▸ EXCERPTED PASSAGE:
The idea that stock SB/IVB i5s are good enough in 2016 is simply false. Digital Foundry, Techno-Kitchen, PurePC have also shown this to be true.
https://www.youtube.com/watch?v=2ZxZiksWtRQ

Now think about how many people are using CPUs even slower than an i5-2500k for 1080p gaming?

Also, if AMD brings Fury X level of performance at $299, that's only $50 cheaper than their VR Ready chart that shows R9 290X at $349. If AMD is serious about revolutionizing the VR Ready Total Addressable Market, they need to bring R9 390X level of performance to $199-249 inside 110-130W TDP. For the short-term, they can then drop the price of Fury/Nano to $329 and leave Fury X at $399 once GP104 launches. Now, if AMD decides to bring out at 150-175W Polaris 10 with much higher clocks or if Polaris 10 is actually a 2816 SP card not a 2304 SP card, that's another story entirely.

▸ INFORMATION SHOWN:
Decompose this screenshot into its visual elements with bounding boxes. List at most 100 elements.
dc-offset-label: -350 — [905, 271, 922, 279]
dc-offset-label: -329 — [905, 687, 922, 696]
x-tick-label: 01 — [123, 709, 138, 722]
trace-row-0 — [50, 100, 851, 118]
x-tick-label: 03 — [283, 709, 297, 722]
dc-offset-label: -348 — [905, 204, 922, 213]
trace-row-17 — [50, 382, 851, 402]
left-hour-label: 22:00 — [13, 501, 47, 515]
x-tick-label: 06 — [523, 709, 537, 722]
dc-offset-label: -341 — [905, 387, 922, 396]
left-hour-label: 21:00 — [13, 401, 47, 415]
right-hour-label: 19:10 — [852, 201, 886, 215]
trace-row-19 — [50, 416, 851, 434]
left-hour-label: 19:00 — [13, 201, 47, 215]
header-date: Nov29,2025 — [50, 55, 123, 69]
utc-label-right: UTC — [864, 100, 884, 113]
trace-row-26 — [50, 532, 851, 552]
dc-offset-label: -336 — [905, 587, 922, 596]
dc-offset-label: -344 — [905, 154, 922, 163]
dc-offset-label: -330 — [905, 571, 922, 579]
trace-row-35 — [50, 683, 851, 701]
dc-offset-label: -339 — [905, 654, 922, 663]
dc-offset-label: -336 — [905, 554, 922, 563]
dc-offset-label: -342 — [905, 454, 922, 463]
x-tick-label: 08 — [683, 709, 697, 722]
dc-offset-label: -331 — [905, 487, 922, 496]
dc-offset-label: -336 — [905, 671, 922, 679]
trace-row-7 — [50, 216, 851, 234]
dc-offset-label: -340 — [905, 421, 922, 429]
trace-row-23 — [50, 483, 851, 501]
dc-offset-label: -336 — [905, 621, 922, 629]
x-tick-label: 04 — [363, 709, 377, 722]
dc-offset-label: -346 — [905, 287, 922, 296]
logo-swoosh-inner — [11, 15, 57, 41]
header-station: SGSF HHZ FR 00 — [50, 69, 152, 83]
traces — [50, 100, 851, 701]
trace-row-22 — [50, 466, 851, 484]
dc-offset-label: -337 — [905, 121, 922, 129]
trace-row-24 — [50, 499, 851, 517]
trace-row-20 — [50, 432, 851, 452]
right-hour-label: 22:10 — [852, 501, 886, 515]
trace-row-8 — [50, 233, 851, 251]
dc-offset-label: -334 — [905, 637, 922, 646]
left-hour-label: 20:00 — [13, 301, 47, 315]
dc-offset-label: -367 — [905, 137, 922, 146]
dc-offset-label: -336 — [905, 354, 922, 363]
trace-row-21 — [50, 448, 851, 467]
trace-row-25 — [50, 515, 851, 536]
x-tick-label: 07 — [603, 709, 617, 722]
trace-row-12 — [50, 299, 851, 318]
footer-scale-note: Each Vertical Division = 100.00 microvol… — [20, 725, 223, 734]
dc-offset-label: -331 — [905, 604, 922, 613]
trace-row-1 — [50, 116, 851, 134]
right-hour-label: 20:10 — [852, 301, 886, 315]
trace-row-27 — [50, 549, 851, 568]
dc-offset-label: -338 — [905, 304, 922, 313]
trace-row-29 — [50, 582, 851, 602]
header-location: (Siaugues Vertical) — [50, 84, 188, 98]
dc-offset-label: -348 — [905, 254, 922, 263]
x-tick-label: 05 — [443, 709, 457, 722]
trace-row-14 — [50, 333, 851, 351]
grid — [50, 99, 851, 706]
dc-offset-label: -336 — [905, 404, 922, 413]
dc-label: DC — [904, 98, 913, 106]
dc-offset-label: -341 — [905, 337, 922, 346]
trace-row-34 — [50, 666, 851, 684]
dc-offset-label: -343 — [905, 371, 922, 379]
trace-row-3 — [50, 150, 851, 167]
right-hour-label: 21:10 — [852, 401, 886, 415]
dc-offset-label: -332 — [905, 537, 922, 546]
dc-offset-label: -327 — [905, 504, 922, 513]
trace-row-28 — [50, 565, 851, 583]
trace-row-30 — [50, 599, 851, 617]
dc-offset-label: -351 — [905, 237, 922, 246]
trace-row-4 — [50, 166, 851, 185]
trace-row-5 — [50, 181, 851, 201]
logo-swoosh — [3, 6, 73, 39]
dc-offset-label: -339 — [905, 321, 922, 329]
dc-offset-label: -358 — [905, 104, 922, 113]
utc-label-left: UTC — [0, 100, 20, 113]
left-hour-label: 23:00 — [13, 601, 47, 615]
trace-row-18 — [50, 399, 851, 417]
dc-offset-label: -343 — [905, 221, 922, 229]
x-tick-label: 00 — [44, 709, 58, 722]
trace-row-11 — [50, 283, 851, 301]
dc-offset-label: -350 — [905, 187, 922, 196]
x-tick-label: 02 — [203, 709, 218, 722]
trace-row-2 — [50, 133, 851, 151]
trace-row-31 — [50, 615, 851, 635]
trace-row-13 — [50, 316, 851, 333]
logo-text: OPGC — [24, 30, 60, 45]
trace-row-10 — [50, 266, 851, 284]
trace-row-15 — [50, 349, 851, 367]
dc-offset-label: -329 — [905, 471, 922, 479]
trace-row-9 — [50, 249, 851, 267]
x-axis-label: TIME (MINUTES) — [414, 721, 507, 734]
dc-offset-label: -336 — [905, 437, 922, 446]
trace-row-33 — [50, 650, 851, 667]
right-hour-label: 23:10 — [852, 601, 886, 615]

▸ WHAT TO WORK ON:
From the passage above on CPU and GPU performance, extract everything from "Now think about" down to "another story entirely.".

▸ SOLUTION:
Now think about how many people are using CPUs even slower than an i5-2500k for 1080p gaming?

Also, if AMD brings Fury X level of performance at $299, that's only $50 cheaper than their VR Ready chart that shows R9 290X at $349. If AMD is serious about revolutionizing the VR Ready Total Addressable Market, they need to bring R9 390X level of performance to $199-249 inside 110-130W TDP. For the short-term, they can then drop the price of Fury/Nano to $329 and leave Fury X at $399 once GP104 launches. Now, if AMD decides to bring out at 150-175W Polaris 10 with much higher clocks or if Polaris 10 is actually a 2816 SP card not a 2304 SP card, that's another story entirely.